What to do: Copy each line below in which the string "kommunala" occurs.

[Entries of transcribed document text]
↓

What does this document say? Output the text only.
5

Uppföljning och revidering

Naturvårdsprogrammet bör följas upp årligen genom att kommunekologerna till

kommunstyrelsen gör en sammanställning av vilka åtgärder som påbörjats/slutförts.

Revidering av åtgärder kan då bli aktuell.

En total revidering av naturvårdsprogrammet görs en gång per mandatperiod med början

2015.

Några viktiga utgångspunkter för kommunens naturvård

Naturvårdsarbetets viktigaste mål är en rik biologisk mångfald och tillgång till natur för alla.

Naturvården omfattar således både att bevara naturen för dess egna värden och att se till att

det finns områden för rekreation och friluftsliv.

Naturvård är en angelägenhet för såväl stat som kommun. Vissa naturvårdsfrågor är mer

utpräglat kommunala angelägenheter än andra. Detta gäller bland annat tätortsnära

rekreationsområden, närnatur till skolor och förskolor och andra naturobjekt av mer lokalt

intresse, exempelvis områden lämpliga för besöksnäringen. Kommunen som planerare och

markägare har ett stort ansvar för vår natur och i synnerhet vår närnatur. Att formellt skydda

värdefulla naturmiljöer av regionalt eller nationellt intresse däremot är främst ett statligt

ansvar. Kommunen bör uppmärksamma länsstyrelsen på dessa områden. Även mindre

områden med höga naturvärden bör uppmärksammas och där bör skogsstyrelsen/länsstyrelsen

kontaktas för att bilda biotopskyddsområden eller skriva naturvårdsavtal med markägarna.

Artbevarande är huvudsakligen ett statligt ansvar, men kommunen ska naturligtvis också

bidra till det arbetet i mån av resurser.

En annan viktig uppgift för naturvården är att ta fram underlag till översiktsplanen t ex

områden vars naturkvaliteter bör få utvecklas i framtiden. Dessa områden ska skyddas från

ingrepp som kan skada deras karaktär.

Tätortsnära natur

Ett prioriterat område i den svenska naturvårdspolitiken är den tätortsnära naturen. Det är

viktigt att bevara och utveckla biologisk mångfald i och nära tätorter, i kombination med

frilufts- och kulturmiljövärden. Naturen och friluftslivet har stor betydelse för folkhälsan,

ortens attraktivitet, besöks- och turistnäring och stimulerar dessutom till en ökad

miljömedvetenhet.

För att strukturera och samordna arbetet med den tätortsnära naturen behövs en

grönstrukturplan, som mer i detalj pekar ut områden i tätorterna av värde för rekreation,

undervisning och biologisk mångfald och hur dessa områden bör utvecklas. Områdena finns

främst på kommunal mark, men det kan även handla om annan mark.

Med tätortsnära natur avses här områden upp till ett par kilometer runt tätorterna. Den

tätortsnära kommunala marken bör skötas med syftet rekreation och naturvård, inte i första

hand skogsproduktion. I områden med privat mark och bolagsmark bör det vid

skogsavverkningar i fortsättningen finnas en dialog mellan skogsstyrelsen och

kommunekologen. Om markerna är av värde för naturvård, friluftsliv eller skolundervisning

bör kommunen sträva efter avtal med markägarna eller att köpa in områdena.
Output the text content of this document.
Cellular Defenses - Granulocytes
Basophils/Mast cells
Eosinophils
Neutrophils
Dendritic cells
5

↑

Solution to this task:
utpräglat kommunala angelägenheter än andra. Detta gäller bland annat tätortsnära
tätortsnära kommunala marken bör skötas med syftet rekreation och naturvård, inte i första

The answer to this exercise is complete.